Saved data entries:

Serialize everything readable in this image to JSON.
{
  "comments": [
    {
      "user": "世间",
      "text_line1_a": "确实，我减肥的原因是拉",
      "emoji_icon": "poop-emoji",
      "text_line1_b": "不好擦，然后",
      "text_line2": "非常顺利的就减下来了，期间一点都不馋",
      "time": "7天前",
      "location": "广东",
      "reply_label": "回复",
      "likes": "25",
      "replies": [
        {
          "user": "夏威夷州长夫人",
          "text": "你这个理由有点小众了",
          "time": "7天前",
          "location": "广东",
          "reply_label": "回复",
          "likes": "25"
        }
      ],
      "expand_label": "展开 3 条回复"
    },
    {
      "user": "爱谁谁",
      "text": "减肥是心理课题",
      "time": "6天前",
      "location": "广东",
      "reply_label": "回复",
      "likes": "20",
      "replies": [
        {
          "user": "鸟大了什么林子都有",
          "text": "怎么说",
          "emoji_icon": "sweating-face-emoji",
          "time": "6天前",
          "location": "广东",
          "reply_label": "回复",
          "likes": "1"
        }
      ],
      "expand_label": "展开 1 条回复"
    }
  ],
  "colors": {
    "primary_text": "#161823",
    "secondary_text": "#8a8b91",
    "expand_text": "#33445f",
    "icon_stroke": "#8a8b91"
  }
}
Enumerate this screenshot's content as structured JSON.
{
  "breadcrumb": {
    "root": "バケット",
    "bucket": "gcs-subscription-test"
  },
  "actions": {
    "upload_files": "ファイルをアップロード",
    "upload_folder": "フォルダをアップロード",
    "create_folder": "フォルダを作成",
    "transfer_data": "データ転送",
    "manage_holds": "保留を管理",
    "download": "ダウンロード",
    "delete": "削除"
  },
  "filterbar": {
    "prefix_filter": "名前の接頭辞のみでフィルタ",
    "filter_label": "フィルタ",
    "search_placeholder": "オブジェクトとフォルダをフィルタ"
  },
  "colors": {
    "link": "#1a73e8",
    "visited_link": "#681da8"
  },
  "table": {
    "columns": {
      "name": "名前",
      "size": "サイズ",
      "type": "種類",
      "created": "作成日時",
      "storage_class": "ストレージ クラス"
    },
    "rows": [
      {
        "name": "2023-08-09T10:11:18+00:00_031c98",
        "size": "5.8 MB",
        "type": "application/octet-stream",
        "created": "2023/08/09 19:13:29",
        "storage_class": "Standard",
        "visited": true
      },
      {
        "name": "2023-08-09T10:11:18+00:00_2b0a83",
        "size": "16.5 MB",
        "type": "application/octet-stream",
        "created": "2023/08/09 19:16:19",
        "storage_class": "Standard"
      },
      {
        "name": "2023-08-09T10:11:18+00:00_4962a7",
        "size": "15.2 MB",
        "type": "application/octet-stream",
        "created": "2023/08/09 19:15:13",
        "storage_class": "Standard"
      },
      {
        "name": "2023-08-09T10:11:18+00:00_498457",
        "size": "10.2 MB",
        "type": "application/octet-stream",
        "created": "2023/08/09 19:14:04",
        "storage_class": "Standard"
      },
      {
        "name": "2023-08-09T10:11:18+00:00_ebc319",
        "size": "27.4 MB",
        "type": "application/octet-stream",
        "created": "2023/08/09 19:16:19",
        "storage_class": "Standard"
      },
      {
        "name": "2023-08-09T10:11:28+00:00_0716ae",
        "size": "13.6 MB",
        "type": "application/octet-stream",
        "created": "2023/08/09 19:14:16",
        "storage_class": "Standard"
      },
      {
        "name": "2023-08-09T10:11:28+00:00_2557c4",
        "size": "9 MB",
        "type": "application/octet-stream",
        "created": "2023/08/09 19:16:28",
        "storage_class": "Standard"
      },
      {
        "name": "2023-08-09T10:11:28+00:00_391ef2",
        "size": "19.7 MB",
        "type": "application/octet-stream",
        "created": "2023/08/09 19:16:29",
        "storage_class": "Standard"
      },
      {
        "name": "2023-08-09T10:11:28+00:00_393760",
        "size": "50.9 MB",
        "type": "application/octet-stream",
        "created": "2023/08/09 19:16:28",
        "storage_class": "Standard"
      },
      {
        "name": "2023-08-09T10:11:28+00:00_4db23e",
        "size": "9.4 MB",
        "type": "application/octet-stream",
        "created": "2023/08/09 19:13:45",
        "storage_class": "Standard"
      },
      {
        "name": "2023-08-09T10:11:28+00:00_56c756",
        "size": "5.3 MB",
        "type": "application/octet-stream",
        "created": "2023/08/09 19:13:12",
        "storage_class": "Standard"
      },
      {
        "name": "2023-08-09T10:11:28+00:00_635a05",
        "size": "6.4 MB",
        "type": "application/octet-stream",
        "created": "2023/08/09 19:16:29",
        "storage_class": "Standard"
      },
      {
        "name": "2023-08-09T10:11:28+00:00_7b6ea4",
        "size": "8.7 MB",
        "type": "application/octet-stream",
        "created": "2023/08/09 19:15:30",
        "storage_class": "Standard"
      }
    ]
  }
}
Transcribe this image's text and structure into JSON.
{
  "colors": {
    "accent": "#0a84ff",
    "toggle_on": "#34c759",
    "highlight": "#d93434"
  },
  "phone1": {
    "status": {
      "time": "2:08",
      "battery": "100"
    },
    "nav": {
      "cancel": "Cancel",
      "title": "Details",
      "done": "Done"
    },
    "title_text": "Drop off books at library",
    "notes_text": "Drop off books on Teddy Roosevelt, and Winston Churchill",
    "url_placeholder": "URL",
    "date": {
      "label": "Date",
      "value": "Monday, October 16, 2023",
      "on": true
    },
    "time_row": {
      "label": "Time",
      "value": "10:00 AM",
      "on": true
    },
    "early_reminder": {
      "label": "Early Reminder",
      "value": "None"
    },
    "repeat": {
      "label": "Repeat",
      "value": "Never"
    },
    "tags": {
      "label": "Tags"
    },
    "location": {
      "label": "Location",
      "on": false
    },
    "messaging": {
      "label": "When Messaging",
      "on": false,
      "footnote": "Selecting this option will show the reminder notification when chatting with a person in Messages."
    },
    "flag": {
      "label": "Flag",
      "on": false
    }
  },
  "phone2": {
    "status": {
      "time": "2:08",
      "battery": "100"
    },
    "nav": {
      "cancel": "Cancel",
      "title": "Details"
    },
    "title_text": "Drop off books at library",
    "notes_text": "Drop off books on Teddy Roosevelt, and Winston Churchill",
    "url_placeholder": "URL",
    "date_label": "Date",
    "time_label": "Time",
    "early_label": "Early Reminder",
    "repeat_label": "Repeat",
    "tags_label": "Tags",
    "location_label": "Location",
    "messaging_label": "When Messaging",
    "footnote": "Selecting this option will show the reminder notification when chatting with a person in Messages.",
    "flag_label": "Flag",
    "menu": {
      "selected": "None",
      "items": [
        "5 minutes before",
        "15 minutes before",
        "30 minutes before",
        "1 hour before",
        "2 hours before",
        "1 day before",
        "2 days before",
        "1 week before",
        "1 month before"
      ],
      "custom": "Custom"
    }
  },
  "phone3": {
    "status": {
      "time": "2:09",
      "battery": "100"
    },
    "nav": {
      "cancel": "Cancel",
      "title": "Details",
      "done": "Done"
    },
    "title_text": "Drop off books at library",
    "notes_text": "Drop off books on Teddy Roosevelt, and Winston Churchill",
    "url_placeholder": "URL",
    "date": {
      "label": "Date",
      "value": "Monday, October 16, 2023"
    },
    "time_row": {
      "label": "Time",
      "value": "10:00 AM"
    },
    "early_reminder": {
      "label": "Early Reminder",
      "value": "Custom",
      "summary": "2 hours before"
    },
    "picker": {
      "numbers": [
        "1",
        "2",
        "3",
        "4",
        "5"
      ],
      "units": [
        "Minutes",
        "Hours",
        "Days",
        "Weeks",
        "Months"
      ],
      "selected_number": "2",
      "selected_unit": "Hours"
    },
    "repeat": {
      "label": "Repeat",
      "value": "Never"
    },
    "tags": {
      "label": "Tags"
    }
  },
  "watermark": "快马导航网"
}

Work to do:
Identify each line of the material where the word "chatting" shows up, and copy it.

Exercise answer:
      "footnote": "Selecting this option will show the reminder notification when chatting with a person in Messages."
    "footnote": "Selecting this option will show the reminder notification when chatting with a person in Messages.",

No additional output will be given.